# start of PROVIDED DATA
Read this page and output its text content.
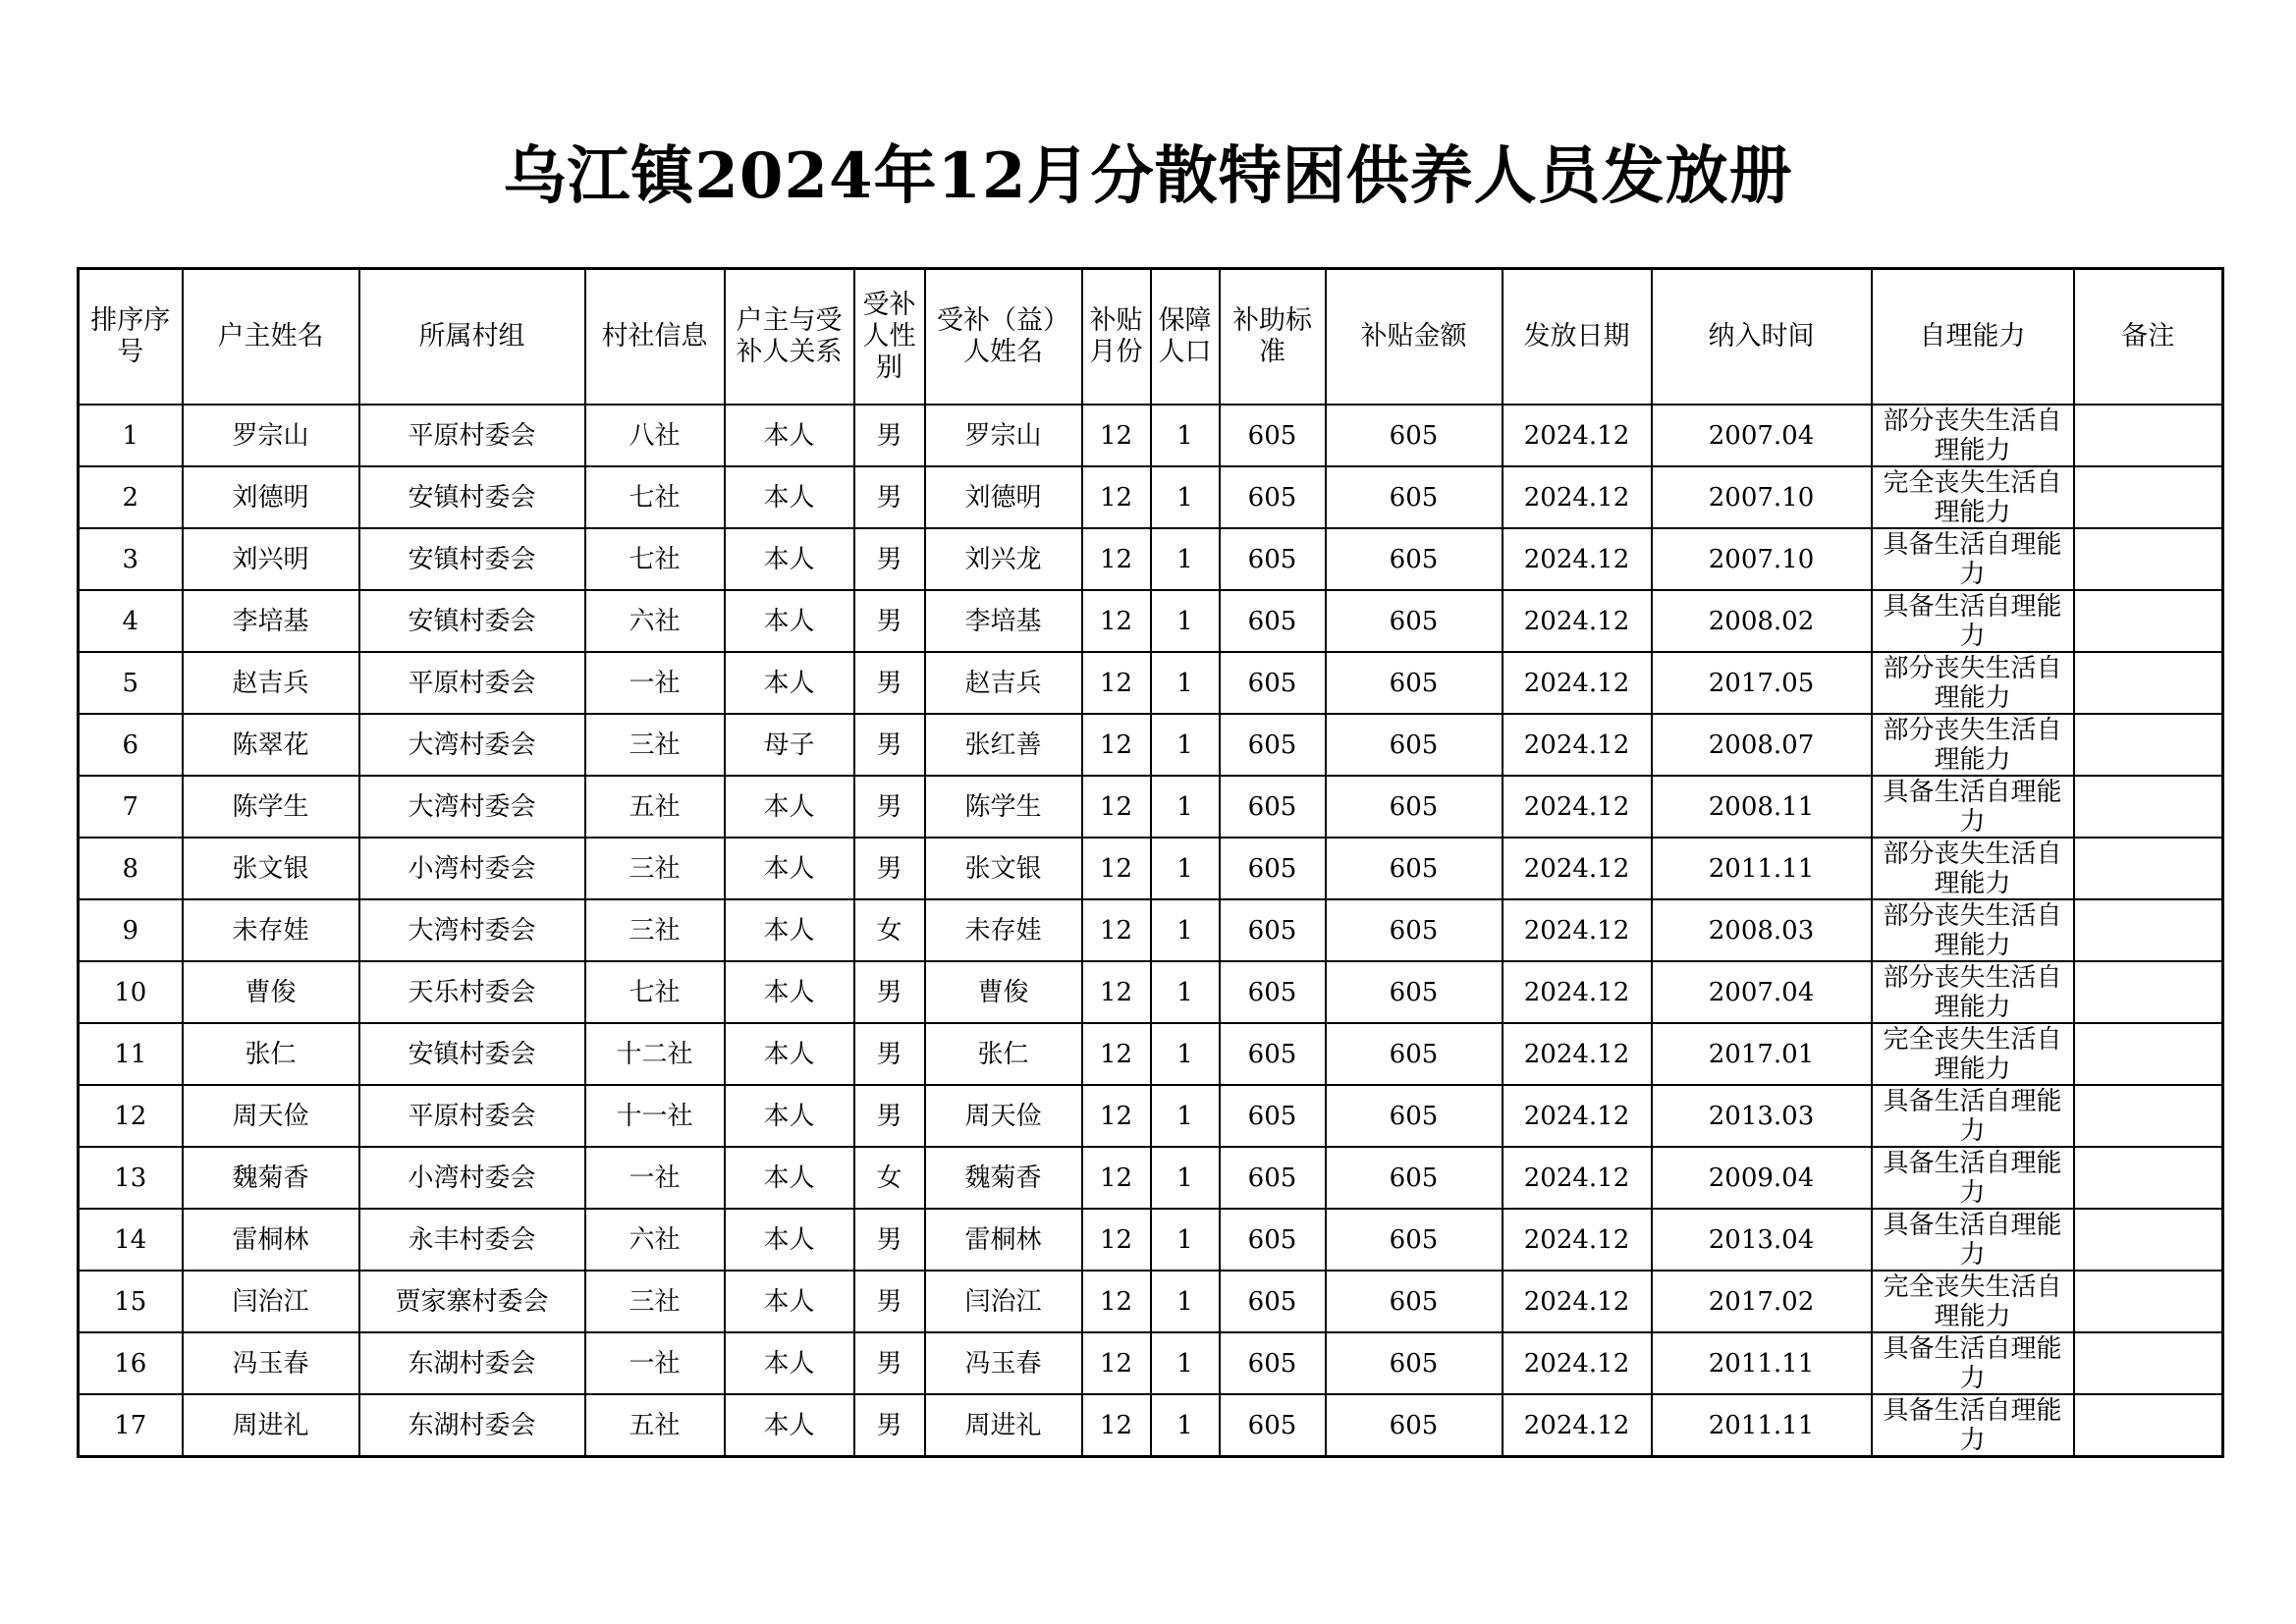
乌江镇2024年12月分散特困供养人员发放册
排序序号	户主姓名	所属村组	村社信息	户主与受补人关系	受补人性别	受补（益）人姓名	补贴月份	保障人口	补助标准	补贴金额	发放日期	纳入时间	自理能力	备注
1	罗宗山	平原村委会	八社	本人	男	罗宗山	12	1	605	605	2024.12	2007.04	部分丧失生活自理能力	
2	刘德明	安镇村委会	七社	本人	男	刘德明	12	1	605	605	2024.12	2007.10	完全丧失生活自理能力	
3	刘兴明	安镇村委会	七社	本人	男	刘兴龙	12	1	605	605	2024.12	2007.10	具备生活自理能力	
4	李培基	安镇村委会	六社	本人	男	李培基	12	1	605	605	2024.12	2008.02	具备生活自理能力	
5	赵吉兵	平原村委会	一社	本人	男	赵吉兵	12	1	605	605	2024.12	2017.05	部分丧失生活自理能力	
6	陈翠花	大湾村委会	三社	母子	男	张红善	12	1	605	605	2024.12	2008.07	部分丧失生活自理能力	
7	陈学生	大湾村委会	五社	本人	男	陈学生	12	1	605	605	2024.12	2008.11	具备生活自理能力	
8	张文银	小湾村委会	三社	本人	男	张文银	12	1	605	605	2024.12	2011.11	部分丧失生活自理能力	
9	未存娃	大湾村委会	三社	本人	女	未存娃	12	1	605	605	2024.12	2008.03	部分丧失生活自理能力	
10	曹俊	天乐村委会	七社	本人	男	曹俊	12	1	605	605	2024.12	2007.04	部分丧失生活自理能力	
11	张仁	安镇村委会	十二社	本人	男	张仁	12	1	605	605	2024.12	2017.01	完全丧失生活自理能力	
12	周天俭	平原村委会	十一社	本人	男	周天俭	12	1	605	605	2024.12	2013.03	具备生活自理能力	
13	魏菊香	小湾村委会	一社	本人	女	魏菊香	12	1	605	605	2024.12	2009.04	具备生活自理能力	
14	雷桐林	永丰村委会	六社	本人	男	雷桐林	12	1	605	605	2024.12	2013.04	具备生活自理能力	
15	闫治江	贾家寨村委会	三社	本人	男	闫治江	12	1	605	605	2024.12	2017.02	完全丧失生活自理能力	
16	冯玉春	东湖村委会	一社	本人	男	冯玉春	12	1	605	605	2024.12	2011.11	具备生活自理能力	
17	周进礼	东湖村委会	五社	本人	男	周进礼	12	1	605	605	2024.12	2011.11	具备生活自理能力	
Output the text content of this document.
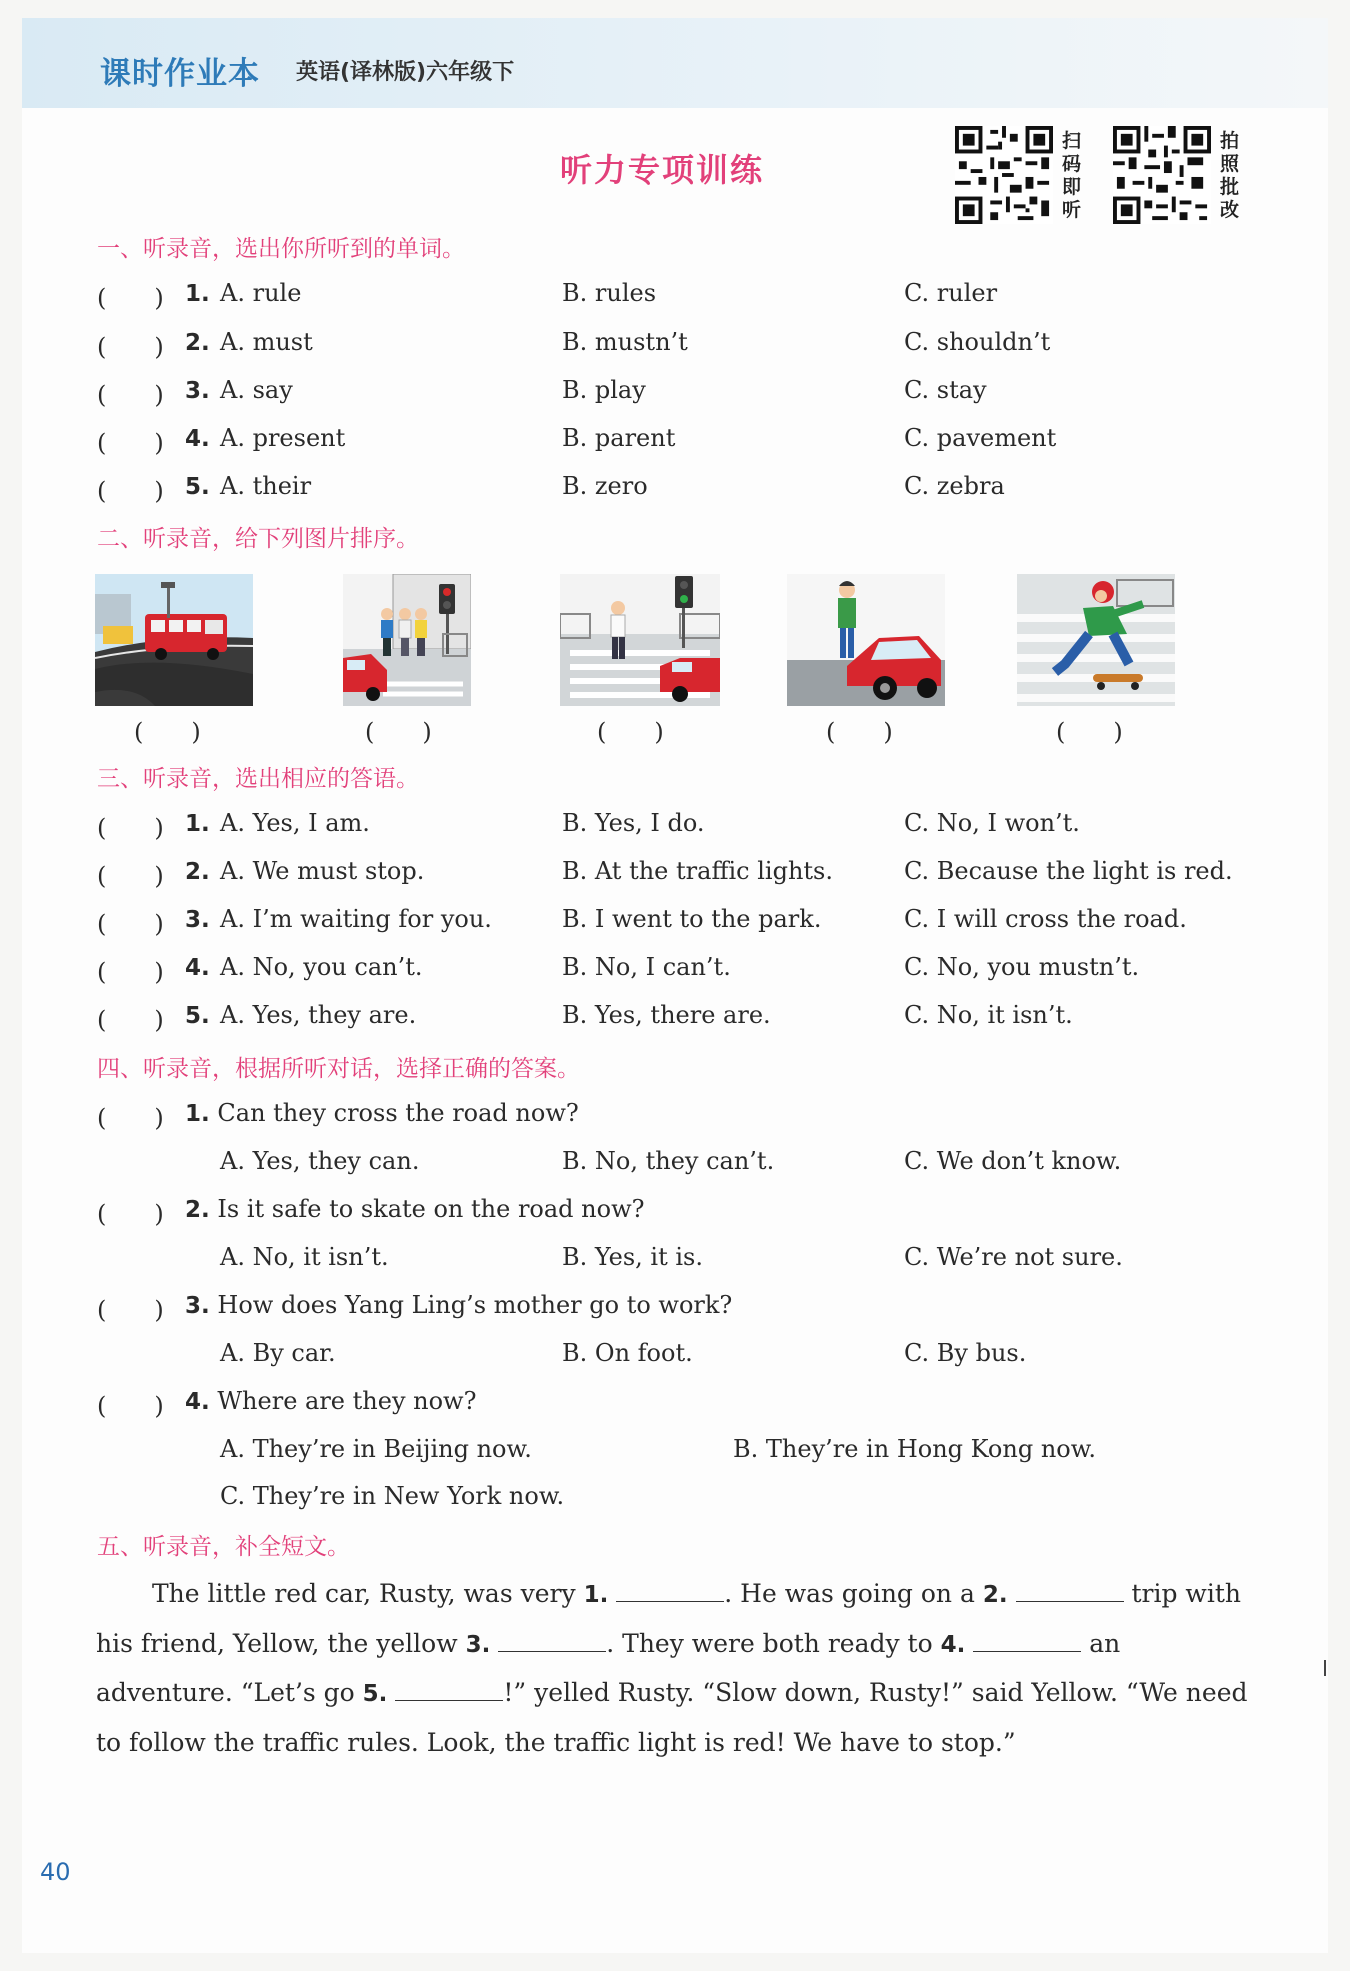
课时作业本 英语(译林版)六年级下
听力专项训练
扫
码
即
听
拍
照
批
改
一、听录音，选出你所听到的单词。
(　　) 1. A. rule	B. rules	C. ruler
(　　) 2. A. must	B. mustn’t	C. shouldn’t
(　　) 3. A. say	B. play	C. stay
(　　) 4. A. present	B. parent	C. pavement
(　　) 5. A. their	B. zero	C. zebra
二、听录音，给下列图片排序。
(　　)	(　　)	(　　)	(　　)	(　　)
三、听录音，选出相应的答语。
(　　) 1. A. Yes, I am.	B. Yes, I do.	C. No, I won’t.
(　　) 2. A. We must stop.	B. At the traffic lights.	C. Because the light is red.
(　　) 3. A. I’m waiting for you.	B. I went to the park.	C. I will cross the road.
(　　) 4. A. No, you can’t.	B. No, I can’t.	C. No, you mustn’t.
(　　) 5. A. Yes, they are.	B. Yes, there are.	C. No, it isn’t.
四、听录音，根据所听对话，选择正确的答案。
(　　) 1. Can they cross the road now?
A. Yes, they can.	B. No, they can’t.	C. We don’t know.
(　　) 2. Is it safe to skate on the road now?
A. No, it isn’t.	B. Yes, it is.	C. We’re not sure.
(　　) 3. How does Yang Ling’s mother go to work?
A. By car.	B. On foot.	C. By bus.
(　　) 4. Where are they now?
A. They’re in Beijing now.	B. They’re in Hong Kong now.
C. They’re in New York now.
五、听录音，补全短文。
The little red car, Rusty, was very 1.	. He was going on a 2.	trip with his friend, Yellow, the yellow 3.	. They were both ready to 4.	an adventure. “Let’s go 5.	!” yelled Rusty. “Slow down, Rusty!” said Yellow. “We need to follow the traffic rules. Look, the traffic light is red! We have to stop.”
40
# end of PROVIDED DATA
→ **WHAT YOU SHOULD DO**
Copy the listing in full and without alteration, omitting every picture.

→ **RIGHT ANSWER**
Read this page and output its text content.
乌江镇2024年12月分散特困供养人员发放册
排序序号	户主姓名	所属村组	村社信息	户主与受补人关系	受补人性别	受补（益）人姓名	补贴月份	保障人口	补助标准	补贴金额	发放日期	纳入时间	自理能力	备注
1	罗宗山	平原村委会	八社	本人	男	罗宗山	12	1	605	605	2024.12	2007.04	部分丧失生活自理能力	
2	刘德明	安镇村委会	七社	本人	男	刘德明	12	1	605	605	2024.12	2007.10	完全丧失生活自理能力	
3	刘兴明	安镇村委会	七社	本人	男	刘兴龙	12	1	605	605	2024.12	2007.10	具备生活自理能力	
4	李培基	安镇村委会	六社	本人	男	李培基	12	1	605	605	2024.12	2008.02	具备生活自理能力	
5	赵吉兵	平原村委会	一社	本人	男	赵吉兵	12	1	605	605	2024.12	2017.05	部分丧失生活自理能力	
6	陈翠花	大湾村委会	三社	母子	男	张红善	12	1	605	605	2024.12	2008.07	部分丧失生活自理能力	
7	陈学生	大湾村委会	五社	本人	男	陈学生	12	1	605	605	2024.12	2008.11	具备生活自理能力	
8	张文银	小湾村委会	三社	本人	男	张文银	12	1	605	605	2024.12	2011.11	部分丧失生活自理能力	
9	未存娃	大湾村委会	三社	本人	女	未存娃	12	1	605	605	2024.12	2008.03	部分丧失生活自理能力	
10	曹俊	天乐村委会	七社	本人	男	曹俊	12	1	605	605	2024.12	2007.04	部分丧失生活自理能力	
11	张仁	安镇村委会	十二社	本人	男	张仁	12	1	605	605	2024.12	2017.01	完全丧失生活自理能力	
12	周天俭	平原村委会	十一社	本人	男	周天俭	12	1	605	605	2024.12	2013.03	具备生活自理能力	
13	魏菊香	小湾村委会	一社	本人	女	魏菊香	12	1	605	605	2024.12	2009.04	具备生活自理能力	
14	雷桐林	永丰村委会	六社	本人	男	雷桐林	12	1	605	605	2024.12	2013.04	具备生活自理能力	
15	闫治江	贾家寨村委会	三社	本人	男	闫治江	12	1	605	605	2024.12	2017.02	完全丧失生活自理能力	
16	冯玉春	东湖村委会	一社	本人	男	冯玉春	12	1	605	605	2024.12	2011.11	具备生活自理能力	
17	周进礼	东湖村委会	五社	本人	男	周进礼	12	1	605	605	2024.12	2011.11	具备生活自理能力	
Output the text content of this document.
课时作业本 英语(译林版)六年级下
听力专项训练
扫
码
即
听
拍
照
批
改
一、听录音，选出你所听到的单词。
(　　) 1. A. rule	B. rules	C. ruler
(　　) 2. A. must	B. mustn’t	C. shouldn’t
(　　) 3. A. say	B. play	C. stay
(　　) 4. A. present	B. parent	C. pavement
(　　) 5. A. their	B. zero	C. zebra
二、听录音，给下列图片排序。
(　　)	(　　)	(　　)	(　　)	(　　)
三、听录音，选出相应的答语。
(　　) 1. A. Yes, I am.	B. Yes, I do.	C. No, I won’t.
(　　) 2. A. We must stop.	B. At the traffic lights.	C. Because the light is red.
(　　) 3. A. I’m waiting for you.	B. I went to the park.	C. I will cross the road.
(　　) 4. A. No, you can’t.	B. No, I can’t.	C. No, you mustn’t.
(　　) 5. A. Yes, they are.	B. Yes, there are.	C. No, it isn’t.
四、听录音，根据所听对话，选择正确的答案。
(　　) 1. Can they cross the road now?
A. Yes, they can.	B. No, they can’t.	C. We don’t know.
(　　) 2. Is it safe to skate on the road now?
A. No, it isn’t.	B. Yes, it is.	C. We’re not sure.
(　　) 3. How does Yang Ling’s mother go to work?
A. By car.	B. On foot.	C. By bus.
(　　) 4. Where are they now?
A. They’re in Beijing now.	B. They’re in Hong Kong now.
C. They’re in New York now.
五、听录音，补全短文。
The little red car, Rusty, was very 1.	. He was going on a 2.	trip with his friend, Yellow, the yellow 3.	. They were both ready to 4.	an adventure. “Let’s go 5.	!” yelled Rusty. “Slow down, Rusty!” said Yellow. “We need to follow the traffic rules. Look, the traffic light is red! We have to stop.”
40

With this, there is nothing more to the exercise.